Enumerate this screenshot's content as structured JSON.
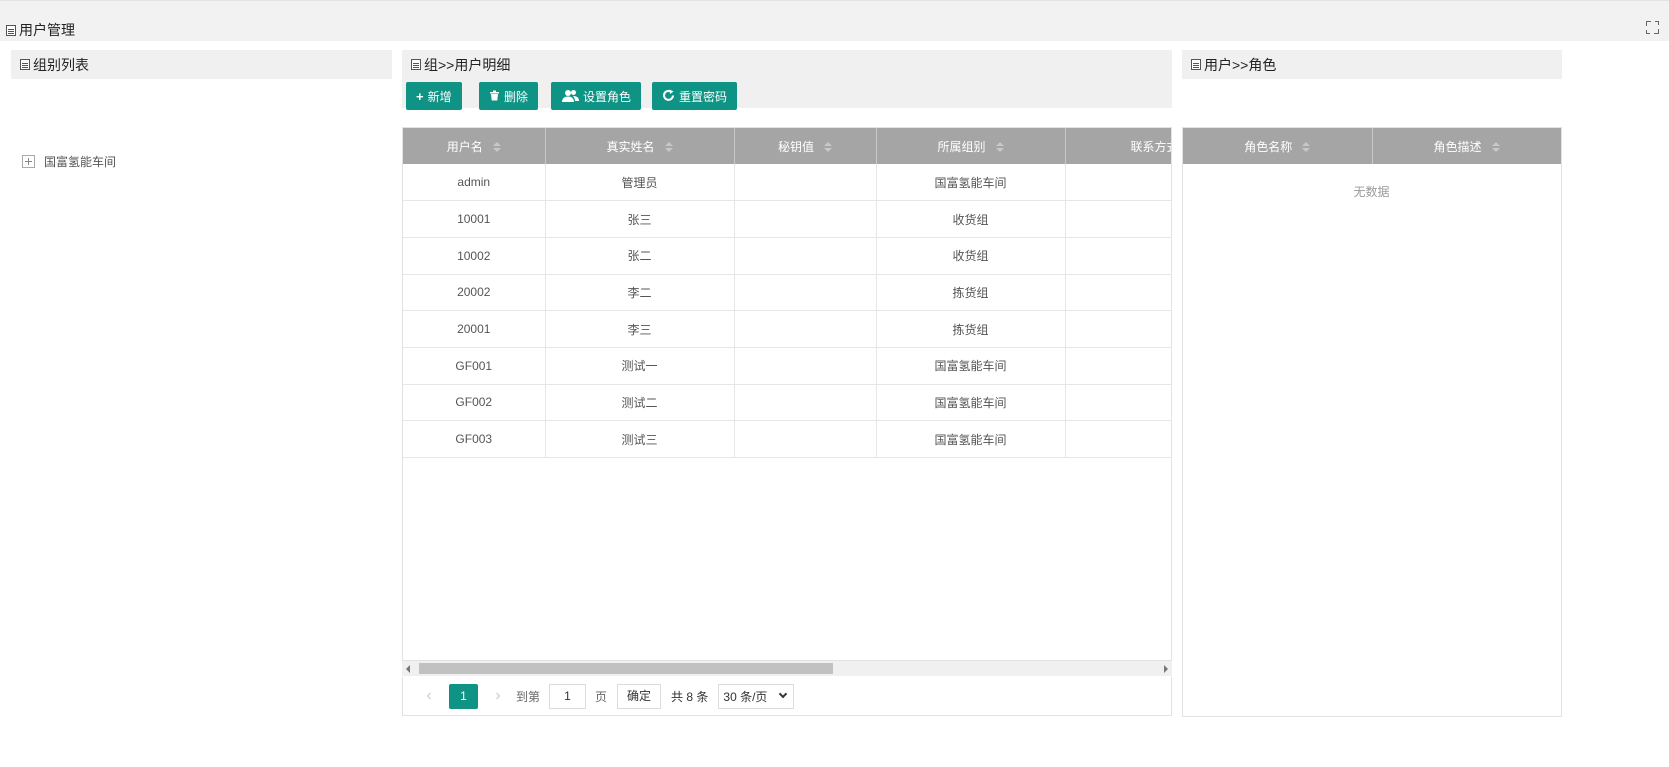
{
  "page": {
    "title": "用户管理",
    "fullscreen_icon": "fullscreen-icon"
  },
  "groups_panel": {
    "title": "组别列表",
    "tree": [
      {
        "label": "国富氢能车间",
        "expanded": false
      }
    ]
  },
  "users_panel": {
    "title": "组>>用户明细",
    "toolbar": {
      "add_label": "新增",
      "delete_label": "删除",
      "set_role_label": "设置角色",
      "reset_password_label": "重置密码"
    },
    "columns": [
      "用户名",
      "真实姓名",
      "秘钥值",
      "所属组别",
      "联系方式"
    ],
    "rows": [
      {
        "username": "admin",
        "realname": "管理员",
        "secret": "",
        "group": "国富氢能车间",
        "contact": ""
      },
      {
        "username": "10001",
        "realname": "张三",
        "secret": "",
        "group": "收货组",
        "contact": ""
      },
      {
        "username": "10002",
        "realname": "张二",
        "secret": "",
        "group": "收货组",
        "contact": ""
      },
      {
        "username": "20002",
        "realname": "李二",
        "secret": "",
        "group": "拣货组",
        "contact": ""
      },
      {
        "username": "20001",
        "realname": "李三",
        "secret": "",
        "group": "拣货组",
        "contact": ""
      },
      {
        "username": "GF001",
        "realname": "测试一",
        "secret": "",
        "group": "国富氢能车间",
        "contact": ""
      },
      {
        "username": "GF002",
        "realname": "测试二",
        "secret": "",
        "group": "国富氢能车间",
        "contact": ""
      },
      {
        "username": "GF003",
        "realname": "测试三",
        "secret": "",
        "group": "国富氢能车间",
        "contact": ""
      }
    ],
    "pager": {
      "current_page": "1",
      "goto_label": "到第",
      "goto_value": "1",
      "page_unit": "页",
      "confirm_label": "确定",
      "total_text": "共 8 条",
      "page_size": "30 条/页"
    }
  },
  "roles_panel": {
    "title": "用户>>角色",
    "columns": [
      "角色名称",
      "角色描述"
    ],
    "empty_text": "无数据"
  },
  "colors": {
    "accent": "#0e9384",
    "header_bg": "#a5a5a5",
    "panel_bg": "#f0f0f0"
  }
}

****

EXERCISE TASK: Skip every picture and transcribe the data above exactly.

RESPONSE:
Enumerate this screenshot's content as structured JSON.
{
  "page": {
    "title": "用户管理",
    "fullscreen_icon": "fullscreen-icon"
  },
  "groups_panel": {
    "title": "组别列表",
    "tree": [
      {
        "label": "国富氢能车间",
        "expanded": false
      }
    ]
  },
  "users_panel": {
    "title": "组>>用户明细",
    "toolbar": {
      "add_label": "新增",
      "delete_label": "删除",
      "set_role_label": "设置角色",
      "reset_password_label": "重置密码"
    },
    "columns": [
      "用户名",
      "真实姓名",
      "秘钥值",
      "所属组别",
      "联系方式"
    ],
    "rows": [
      {
        "username": "admin",
        "realname": "管理员",
        "secret": "",
        "group": "国富氢能车间",
        "contact": ""
      },
      {
        "username": "10001",
        "realname": "张三",
        "secret": "",
        "group": "收货组",
        "contact": ""
      },
      {
        "username": "10002",
        "realname": "张二",
        "secret": "",
        "group": "收货组",
        "contact": ""
      },
      {
        "username": "20002",
        "realname": "李二",
        "secret": "",
        "group": "拣货组",
        "contact": ""
      },
      {
        "username": "20001",
        "realname": "李三",
        "secret": "",
        "group": "拣货组",
        "contact": ""
      },
      {
        "username": "GF001",
        "realname": "测试一",
        "secret": "",
        "group": "国富氢能车间",
        "contact": ""
      },
      {
        "username": "GF002",
        "realname": "测试二",
        "secret": "",
        "group": "国富氢能车间",
        "contact": ""
      },
      {
        "username": "GF003",
        "realname": "测试三",
        "secret": "",
        "group": "国富氢能车间",
        "contact": ""
      }
    ],
    "pager": {
      "current_page": "1",
      "goto_label": "到第",
      "goto_value": "1",
      "page_unit": "页",
      "confirm_label": "确定",
      "total_text": "共 8 条",
      "page_size": "30 条/页"
    }
  },
  "roles_panel": {
    "title": "用户>>角色",
    "columns": [
      "角色名称",
      "角色描述"
    ],
    "empty_text": "无数据"
  },
  "colors": {
    "accent": "#0e9384",
    "header_bg": "#a5a5a5",
    "panel_bg": "#f0f0f0"
  }
}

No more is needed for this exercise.